**Required work**. Pick out every line that holds the string "init" and copy it.

Figure content listings:
BEGIN

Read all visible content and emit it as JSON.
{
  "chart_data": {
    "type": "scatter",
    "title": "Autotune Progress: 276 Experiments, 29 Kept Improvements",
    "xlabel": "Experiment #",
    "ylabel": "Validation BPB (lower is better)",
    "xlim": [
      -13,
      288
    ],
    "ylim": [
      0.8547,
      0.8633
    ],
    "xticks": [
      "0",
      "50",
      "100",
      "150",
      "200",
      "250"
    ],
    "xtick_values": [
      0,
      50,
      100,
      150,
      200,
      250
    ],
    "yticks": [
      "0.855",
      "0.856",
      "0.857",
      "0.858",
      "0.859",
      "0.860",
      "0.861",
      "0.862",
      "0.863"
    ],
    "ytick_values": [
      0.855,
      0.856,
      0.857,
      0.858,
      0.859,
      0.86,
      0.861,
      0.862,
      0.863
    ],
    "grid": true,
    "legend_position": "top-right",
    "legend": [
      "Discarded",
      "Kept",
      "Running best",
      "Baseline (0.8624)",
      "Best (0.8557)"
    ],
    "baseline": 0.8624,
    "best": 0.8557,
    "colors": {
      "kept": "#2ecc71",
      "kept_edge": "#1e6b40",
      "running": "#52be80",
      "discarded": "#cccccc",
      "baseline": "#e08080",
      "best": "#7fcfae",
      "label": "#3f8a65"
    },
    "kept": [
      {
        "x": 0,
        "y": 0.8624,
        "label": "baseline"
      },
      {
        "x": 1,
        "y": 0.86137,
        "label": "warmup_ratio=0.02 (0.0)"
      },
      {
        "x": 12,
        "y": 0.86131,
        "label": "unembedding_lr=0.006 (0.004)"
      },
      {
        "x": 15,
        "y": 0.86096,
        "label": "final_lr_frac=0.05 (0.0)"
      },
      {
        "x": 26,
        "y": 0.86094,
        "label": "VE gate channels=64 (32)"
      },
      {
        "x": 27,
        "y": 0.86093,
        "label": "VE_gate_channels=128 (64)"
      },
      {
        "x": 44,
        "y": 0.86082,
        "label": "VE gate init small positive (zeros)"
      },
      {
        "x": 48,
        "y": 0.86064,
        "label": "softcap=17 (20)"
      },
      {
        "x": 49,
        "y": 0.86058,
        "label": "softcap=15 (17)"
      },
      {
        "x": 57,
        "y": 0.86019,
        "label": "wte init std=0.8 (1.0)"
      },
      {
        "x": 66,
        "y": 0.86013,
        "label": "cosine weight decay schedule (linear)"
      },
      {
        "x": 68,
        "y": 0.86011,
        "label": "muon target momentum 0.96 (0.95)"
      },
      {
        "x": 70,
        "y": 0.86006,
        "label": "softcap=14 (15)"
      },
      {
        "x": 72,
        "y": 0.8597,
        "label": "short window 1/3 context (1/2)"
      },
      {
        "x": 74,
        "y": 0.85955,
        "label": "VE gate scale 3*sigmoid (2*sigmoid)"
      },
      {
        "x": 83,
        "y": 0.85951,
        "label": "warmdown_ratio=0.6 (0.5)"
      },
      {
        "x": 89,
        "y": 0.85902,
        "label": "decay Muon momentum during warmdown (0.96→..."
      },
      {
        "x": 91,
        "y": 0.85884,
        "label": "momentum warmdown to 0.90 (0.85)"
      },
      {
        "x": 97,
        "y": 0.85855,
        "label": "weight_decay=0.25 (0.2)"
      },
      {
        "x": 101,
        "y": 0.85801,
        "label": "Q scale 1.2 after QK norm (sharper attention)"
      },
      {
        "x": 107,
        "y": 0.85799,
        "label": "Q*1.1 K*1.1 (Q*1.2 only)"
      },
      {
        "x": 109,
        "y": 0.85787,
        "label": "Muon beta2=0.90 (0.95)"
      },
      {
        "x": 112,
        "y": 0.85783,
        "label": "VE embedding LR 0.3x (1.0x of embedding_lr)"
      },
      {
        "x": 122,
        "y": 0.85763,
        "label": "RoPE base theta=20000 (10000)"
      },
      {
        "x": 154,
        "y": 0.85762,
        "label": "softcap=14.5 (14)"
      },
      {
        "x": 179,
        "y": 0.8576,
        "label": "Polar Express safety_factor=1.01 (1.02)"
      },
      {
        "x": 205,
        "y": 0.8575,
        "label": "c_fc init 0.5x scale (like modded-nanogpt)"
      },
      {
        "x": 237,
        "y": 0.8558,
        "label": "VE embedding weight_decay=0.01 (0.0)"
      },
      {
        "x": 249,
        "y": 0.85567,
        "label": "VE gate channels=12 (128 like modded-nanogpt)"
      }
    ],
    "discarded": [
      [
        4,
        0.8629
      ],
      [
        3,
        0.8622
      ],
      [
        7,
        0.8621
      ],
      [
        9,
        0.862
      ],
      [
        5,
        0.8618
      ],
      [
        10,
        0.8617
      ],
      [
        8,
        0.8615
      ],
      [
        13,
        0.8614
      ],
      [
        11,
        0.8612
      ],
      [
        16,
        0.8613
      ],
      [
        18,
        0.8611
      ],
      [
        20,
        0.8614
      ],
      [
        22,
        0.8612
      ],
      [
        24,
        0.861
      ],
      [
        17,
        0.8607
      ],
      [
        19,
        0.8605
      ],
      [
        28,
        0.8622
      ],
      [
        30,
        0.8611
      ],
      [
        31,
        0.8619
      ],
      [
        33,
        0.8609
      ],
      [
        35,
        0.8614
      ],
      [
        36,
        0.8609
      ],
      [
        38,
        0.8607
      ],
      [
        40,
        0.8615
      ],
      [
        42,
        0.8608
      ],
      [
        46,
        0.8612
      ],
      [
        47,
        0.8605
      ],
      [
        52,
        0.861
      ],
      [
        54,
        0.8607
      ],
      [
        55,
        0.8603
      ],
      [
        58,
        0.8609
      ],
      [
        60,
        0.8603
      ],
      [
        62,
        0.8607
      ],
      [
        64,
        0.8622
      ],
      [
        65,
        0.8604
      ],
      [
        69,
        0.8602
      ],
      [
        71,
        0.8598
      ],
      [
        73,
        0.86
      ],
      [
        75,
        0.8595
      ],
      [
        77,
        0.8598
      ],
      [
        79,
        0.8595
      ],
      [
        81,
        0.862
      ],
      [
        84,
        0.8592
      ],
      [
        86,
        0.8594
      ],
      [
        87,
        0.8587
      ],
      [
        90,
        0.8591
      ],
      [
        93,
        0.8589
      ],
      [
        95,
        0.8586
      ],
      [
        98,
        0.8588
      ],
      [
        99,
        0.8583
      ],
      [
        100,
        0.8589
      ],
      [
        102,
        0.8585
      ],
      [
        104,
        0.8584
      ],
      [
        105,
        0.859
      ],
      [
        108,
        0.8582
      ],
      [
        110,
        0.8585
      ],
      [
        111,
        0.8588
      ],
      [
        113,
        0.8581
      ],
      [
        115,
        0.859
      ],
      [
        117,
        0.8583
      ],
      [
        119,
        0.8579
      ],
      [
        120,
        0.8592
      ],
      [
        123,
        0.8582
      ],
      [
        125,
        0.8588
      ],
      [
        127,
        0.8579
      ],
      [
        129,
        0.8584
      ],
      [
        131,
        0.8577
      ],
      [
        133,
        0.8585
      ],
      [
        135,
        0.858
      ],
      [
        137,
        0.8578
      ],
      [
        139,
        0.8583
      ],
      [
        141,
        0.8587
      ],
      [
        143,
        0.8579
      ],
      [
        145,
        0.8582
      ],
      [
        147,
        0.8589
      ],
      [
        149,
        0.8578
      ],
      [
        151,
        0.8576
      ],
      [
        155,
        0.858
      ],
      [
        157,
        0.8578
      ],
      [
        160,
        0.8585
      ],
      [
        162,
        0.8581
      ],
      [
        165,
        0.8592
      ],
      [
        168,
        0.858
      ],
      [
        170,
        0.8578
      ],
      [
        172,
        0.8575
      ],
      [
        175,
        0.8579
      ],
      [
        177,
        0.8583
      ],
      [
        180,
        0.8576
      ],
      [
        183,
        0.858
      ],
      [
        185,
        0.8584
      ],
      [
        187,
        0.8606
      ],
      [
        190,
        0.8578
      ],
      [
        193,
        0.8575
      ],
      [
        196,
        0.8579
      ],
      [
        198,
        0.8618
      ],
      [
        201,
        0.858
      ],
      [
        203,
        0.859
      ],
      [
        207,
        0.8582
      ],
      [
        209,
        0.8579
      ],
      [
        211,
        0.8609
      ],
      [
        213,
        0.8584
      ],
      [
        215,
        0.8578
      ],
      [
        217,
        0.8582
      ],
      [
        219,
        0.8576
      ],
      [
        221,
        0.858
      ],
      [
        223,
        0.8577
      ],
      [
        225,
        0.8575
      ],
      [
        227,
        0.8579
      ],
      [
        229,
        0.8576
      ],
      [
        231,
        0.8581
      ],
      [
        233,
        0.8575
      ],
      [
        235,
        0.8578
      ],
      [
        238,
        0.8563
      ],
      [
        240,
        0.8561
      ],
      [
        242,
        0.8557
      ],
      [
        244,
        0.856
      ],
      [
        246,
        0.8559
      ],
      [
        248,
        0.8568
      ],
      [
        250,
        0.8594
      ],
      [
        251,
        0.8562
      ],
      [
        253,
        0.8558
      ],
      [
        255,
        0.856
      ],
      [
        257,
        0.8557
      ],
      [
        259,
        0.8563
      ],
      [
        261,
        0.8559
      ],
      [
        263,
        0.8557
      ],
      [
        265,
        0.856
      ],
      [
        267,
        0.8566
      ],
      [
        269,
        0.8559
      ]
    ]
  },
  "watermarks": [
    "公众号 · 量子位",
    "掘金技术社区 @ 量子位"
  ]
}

END

**Task output**.
        "label": "VE gate init small positive (zeros)"
        "label": "wte init std=0.8 (1.0)"
        "label": "c_fc init 0.5x scale (like modded-nanogpt)"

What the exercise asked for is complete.